*Data listing*:
————
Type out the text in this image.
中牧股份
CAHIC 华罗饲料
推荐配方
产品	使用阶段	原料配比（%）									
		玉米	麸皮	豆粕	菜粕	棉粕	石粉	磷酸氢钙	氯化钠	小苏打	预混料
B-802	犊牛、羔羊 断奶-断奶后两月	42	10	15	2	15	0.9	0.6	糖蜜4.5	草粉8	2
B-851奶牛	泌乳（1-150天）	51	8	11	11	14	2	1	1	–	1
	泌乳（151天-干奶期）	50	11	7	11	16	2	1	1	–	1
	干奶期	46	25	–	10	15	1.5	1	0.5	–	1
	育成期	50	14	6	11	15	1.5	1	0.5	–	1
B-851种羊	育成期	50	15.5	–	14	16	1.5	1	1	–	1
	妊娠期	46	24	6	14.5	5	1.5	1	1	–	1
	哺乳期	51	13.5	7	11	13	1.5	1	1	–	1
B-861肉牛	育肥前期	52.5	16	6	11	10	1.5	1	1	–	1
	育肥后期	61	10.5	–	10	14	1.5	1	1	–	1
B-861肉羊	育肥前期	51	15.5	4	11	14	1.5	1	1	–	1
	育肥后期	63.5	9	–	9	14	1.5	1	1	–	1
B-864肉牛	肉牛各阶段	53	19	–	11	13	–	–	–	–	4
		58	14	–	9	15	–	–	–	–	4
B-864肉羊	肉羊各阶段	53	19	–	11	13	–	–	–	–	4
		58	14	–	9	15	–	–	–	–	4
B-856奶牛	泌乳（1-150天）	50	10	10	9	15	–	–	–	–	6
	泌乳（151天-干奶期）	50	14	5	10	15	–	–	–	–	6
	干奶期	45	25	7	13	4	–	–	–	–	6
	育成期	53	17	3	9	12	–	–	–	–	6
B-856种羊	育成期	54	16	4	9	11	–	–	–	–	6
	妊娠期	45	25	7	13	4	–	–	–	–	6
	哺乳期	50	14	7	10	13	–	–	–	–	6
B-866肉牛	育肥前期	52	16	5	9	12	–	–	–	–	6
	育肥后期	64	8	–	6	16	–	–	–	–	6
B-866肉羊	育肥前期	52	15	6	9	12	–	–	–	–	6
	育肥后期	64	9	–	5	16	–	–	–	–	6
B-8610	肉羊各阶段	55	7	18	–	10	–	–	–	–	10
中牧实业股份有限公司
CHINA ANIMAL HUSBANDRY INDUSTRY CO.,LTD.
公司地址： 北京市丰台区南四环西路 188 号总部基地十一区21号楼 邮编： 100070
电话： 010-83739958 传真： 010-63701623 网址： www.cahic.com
————
*What is expected*: In the listing, find all lines with the string "育肥后期" and copy them.

*Reply*:
	育肥后期	61	10.5	–	10	14	1.5	1	1	–	1
	育肥后期	63.5	9	–	9	14	1.5	1	1	–	1
	育肥后期	64	8	–	6	16	–	–	–	–	6
	育肥后期	64	9	–	5	16	–	–	–	–	6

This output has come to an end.